• [GIVEN REQUEST] Find the lines that hold "flag". Report only how many there are.

[BEGIN]

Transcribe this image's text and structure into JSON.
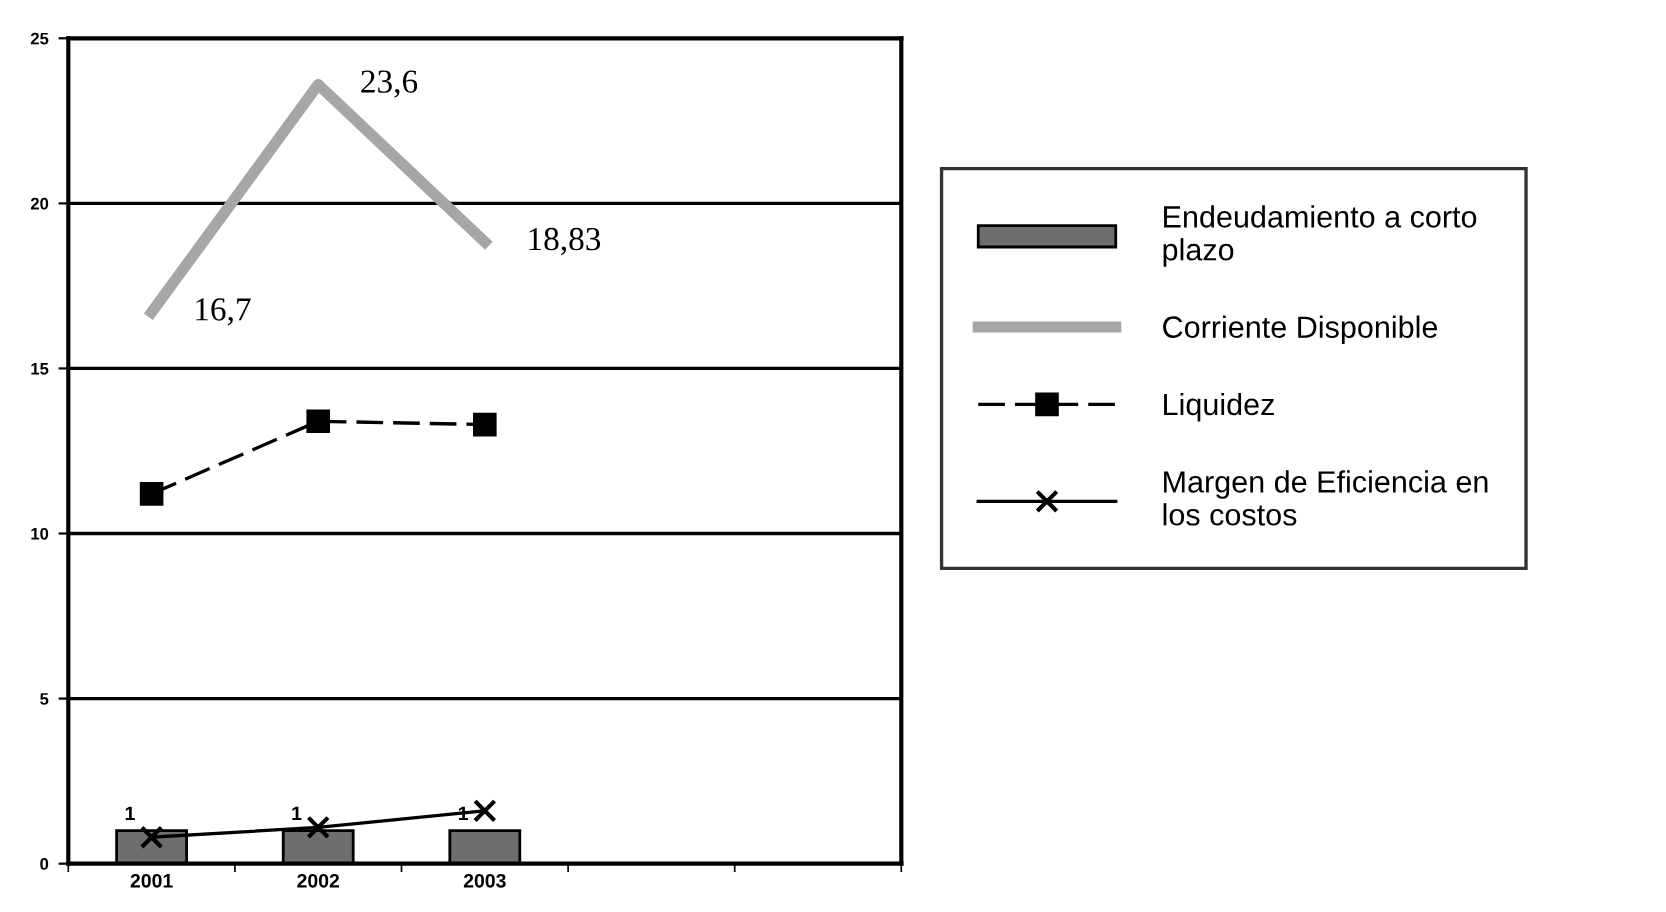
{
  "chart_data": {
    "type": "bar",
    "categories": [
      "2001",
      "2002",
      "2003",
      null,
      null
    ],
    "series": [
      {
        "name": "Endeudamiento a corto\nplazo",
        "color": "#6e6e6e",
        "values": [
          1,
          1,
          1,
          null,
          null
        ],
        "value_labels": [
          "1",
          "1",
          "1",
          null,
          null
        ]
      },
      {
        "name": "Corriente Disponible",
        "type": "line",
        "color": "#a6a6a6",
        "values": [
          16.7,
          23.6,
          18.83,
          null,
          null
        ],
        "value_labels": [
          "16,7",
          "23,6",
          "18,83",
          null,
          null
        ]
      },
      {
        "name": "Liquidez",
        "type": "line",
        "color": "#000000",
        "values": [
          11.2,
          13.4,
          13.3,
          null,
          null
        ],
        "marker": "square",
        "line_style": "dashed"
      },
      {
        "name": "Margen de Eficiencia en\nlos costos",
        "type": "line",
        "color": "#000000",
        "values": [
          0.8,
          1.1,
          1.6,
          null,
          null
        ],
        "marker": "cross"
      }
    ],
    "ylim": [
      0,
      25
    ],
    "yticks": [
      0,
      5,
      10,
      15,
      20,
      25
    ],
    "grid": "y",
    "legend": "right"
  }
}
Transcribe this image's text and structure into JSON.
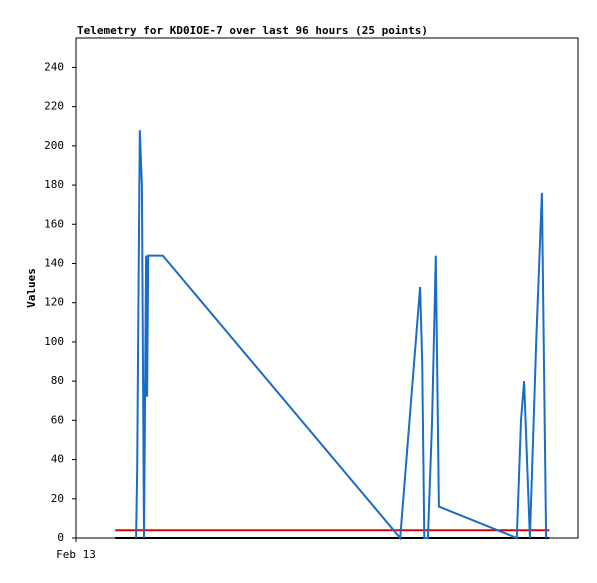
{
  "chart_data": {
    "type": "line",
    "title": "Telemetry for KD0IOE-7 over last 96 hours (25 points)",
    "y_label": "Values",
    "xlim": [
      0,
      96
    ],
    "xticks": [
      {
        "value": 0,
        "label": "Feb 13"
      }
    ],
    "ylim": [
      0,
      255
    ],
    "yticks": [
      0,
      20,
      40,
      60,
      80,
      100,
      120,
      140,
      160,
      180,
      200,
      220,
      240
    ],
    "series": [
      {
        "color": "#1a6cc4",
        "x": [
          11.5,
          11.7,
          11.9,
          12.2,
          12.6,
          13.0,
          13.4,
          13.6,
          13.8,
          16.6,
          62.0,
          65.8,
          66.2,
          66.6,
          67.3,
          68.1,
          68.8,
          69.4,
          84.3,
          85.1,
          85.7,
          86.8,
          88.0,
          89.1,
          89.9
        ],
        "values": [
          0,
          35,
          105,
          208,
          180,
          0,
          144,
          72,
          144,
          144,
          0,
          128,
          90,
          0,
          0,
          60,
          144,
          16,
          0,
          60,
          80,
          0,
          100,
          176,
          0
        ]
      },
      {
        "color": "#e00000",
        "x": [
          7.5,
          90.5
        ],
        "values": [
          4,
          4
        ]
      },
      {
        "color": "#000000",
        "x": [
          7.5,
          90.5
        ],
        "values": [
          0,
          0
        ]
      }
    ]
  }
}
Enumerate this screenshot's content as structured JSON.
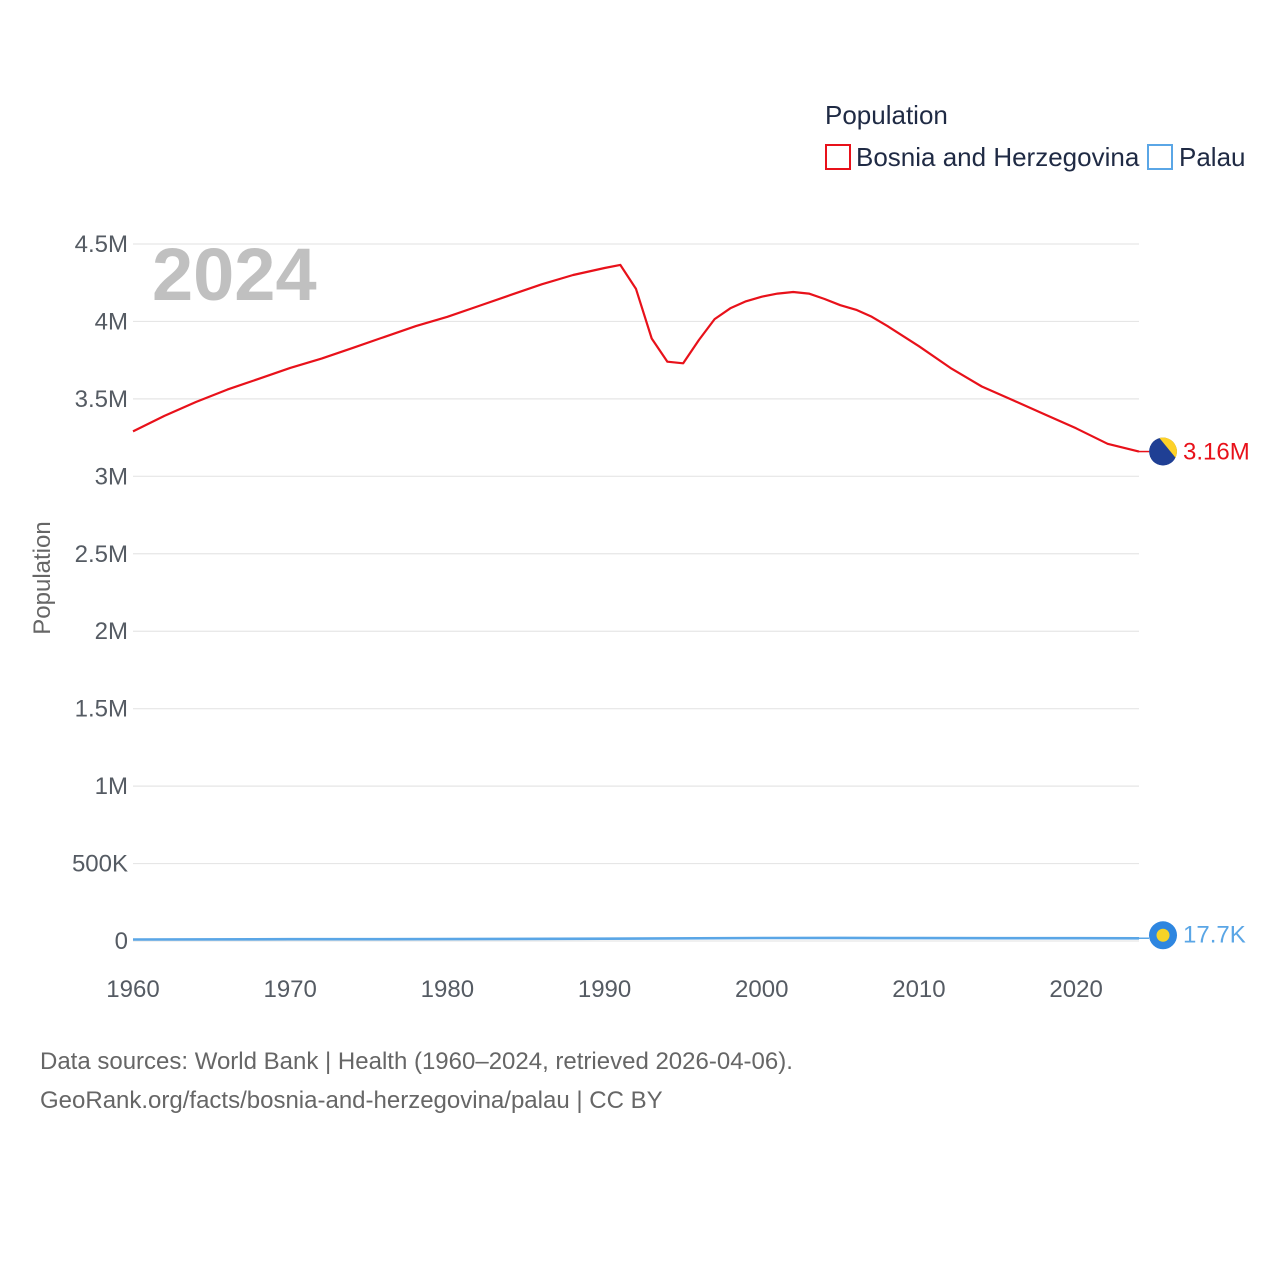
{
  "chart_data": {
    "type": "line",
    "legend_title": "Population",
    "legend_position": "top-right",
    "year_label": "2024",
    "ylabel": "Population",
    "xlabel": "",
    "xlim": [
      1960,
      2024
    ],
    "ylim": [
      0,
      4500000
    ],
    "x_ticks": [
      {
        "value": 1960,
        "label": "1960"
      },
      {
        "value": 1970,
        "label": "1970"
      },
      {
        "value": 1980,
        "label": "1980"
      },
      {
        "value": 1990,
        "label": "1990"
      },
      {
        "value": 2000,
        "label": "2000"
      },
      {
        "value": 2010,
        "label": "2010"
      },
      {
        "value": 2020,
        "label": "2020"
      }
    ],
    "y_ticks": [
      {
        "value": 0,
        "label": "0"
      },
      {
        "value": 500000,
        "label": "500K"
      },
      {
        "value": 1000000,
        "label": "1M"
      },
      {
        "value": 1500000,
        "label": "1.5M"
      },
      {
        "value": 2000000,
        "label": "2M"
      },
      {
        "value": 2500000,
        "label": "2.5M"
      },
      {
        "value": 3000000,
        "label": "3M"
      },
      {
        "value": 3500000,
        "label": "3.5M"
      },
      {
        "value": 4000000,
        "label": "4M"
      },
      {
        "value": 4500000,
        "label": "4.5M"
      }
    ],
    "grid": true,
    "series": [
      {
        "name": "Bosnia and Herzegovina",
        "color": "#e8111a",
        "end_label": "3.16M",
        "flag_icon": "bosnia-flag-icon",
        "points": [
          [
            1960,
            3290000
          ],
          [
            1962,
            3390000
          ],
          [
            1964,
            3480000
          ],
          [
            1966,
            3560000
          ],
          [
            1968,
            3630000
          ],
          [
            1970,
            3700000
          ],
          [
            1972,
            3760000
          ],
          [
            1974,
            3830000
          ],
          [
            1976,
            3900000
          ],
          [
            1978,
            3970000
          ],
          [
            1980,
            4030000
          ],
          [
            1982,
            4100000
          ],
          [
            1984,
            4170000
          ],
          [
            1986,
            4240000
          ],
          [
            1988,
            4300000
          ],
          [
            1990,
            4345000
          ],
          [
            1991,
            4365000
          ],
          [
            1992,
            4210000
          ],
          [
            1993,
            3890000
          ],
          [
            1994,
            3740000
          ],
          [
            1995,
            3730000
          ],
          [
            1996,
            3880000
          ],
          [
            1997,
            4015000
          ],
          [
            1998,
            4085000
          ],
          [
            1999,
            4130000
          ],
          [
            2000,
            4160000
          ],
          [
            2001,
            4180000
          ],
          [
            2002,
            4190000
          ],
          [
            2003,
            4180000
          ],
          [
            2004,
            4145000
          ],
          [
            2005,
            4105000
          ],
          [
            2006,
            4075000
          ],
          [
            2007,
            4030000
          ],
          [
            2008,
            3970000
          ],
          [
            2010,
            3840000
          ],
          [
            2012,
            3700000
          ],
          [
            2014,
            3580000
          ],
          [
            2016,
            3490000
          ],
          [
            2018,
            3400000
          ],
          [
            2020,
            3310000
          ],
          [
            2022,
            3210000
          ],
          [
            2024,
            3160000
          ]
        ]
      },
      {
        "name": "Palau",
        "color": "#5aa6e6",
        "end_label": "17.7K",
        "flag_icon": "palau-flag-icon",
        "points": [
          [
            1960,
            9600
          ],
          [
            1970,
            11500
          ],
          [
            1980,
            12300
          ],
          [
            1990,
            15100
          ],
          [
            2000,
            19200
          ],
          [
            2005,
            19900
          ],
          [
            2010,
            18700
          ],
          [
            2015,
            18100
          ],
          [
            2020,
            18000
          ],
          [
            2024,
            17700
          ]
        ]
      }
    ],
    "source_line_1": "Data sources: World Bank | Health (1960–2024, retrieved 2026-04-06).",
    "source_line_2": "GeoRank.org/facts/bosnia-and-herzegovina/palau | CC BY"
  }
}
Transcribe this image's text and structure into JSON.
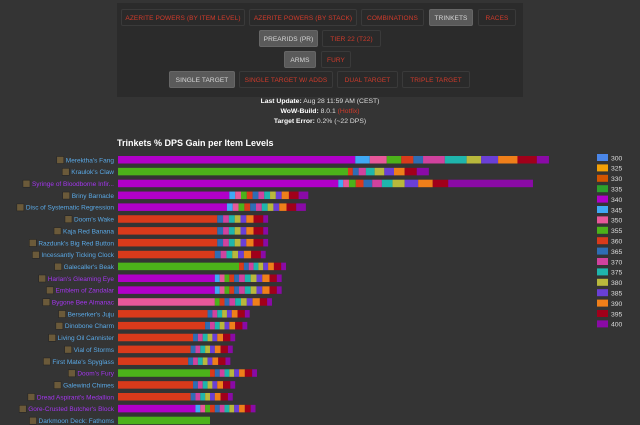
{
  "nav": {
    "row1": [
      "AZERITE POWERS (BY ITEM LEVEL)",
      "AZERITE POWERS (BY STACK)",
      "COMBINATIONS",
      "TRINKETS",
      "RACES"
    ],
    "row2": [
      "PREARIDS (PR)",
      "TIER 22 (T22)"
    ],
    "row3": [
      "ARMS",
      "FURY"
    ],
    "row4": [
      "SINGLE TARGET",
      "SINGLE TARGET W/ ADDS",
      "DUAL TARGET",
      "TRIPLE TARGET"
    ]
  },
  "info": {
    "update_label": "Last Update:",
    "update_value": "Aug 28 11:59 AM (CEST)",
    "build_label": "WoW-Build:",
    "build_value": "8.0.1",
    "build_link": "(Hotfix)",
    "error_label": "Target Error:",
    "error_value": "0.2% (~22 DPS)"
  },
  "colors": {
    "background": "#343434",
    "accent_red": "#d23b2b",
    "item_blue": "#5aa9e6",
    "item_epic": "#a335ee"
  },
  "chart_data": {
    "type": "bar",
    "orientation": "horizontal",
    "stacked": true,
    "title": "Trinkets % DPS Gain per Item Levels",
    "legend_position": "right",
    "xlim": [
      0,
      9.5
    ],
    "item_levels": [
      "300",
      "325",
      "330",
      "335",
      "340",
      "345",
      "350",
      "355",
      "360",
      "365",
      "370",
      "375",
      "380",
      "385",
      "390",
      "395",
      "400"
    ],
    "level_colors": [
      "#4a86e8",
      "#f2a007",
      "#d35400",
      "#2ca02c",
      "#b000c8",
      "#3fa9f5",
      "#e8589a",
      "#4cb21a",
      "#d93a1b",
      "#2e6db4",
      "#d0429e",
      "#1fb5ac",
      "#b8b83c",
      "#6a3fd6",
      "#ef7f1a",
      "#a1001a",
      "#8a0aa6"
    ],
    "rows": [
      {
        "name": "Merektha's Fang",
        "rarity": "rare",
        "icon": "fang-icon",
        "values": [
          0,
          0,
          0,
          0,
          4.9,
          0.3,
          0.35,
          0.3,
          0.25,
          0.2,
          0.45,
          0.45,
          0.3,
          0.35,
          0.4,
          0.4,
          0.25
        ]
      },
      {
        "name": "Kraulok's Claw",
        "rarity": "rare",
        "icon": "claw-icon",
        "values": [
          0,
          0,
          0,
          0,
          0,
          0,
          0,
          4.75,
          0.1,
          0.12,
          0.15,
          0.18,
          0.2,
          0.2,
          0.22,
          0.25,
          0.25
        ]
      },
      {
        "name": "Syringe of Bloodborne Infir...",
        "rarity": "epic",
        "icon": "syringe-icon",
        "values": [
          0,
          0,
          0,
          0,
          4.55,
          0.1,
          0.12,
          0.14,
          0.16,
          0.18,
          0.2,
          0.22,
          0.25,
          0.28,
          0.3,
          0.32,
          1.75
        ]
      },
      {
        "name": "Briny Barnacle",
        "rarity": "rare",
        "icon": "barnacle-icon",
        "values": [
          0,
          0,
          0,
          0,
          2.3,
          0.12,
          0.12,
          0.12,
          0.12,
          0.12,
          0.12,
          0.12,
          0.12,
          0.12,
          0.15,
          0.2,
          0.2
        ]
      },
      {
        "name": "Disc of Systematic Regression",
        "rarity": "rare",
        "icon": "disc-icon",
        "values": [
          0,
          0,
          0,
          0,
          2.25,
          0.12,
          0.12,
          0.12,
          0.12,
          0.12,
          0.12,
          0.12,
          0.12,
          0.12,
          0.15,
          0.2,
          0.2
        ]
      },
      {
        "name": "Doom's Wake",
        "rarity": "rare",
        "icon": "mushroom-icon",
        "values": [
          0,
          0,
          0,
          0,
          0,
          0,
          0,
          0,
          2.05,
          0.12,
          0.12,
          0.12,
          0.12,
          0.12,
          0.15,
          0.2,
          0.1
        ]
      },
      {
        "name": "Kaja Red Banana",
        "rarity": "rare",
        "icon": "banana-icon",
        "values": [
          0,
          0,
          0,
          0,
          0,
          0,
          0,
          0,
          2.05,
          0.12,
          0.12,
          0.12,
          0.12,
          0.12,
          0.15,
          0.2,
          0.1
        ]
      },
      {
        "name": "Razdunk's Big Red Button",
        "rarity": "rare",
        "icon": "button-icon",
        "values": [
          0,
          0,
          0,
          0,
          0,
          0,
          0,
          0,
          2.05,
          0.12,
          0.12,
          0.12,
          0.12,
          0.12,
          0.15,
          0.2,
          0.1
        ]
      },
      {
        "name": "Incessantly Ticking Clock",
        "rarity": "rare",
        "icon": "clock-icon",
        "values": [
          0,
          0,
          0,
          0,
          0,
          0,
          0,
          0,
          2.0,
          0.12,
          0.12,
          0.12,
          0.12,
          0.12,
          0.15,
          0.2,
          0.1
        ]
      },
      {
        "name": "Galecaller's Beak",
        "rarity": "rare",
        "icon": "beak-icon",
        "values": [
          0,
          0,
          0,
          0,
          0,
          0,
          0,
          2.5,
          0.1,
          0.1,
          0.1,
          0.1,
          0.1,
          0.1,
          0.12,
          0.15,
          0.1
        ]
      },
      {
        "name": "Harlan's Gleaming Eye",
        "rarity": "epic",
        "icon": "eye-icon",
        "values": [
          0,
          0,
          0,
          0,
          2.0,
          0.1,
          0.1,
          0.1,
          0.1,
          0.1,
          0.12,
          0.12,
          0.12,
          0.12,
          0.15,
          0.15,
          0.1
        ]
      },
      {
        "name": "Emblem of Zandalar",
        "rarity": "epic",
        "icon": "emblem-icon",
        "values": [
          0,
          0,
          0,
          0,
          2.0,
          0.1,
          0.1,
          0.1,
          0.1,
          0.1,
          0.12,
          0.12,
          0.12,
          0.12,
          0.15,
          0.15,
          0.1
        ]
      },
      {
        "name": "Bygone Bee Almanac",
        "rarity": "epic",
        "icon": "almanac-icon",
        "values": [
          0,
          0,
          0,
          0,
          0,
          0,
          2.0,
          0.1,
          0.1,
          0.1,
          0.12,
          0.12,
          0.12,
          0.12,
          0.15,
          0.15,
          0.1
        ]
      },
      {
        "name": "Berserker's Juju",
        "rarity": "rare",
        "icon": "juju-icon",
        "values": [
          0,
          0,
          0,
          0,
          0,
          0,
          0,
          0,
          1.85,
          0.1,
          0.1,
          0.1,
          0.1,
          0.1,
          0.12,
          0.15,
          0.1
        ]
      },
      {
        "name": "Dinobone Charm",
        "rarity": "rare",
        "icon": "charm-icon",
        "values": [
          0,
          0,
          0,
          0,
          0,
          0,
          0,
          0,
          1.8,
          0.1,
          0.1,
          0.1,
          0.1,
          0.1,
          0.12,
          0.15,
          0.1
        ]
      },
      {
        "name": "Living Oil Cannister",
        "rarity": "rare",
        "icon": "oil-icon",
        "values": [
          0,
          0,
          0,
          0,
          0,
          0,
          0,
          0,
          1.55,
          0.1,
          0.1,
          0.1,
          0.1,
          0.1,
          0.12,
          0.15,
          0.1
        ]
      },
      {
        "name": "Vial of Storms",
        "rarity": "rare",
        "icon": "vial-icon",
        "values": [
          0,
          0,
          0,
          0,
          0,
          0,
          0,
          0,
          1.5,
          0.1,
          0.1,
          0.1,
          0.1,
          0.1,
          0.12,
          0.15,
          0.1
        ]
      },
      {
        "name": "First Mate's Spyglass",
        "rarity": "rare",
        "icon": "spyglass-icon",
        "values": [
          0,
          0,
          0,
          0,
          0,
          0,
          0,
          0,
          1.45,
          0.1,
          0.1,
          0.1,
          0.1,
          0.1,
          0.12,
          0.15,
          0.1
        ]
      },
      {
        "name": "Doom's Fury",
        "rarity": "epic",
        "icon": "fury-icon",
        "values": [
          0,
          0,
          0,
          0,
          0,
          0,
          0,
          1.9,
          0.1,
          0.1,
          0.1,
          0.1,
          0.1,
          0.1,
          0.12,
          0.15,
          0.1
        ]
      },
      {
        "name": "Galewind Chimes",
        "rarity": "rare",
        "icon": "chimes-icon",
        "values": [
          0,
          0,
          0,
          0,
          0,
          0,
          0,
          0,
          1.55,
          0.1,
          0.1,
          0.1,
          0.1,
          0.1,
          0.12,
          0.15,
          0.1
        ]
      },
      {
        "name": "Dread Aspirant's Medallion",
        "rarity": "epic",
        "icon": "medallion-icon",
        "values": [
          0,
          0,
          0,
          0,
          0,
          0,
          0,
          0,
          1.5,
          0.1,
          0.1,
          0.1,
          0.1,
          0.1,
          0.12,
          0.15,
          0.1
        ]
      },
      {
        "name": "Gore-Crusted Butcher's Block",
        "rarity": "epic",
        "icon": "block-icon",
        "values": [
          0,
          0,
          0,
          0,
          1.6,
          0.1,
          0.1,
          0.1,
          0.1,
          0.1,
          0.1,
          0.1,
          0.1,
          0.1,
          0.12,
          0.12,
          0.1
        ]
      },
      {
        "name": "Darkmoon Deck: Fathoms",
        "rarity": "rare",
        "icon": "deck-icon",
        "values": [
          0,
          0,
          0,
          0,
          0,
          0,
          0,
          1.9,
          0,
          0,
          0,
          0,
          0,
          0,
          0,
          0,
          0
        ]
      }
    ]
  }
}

[END]

• [RESPONSE TO THIS TASK] 2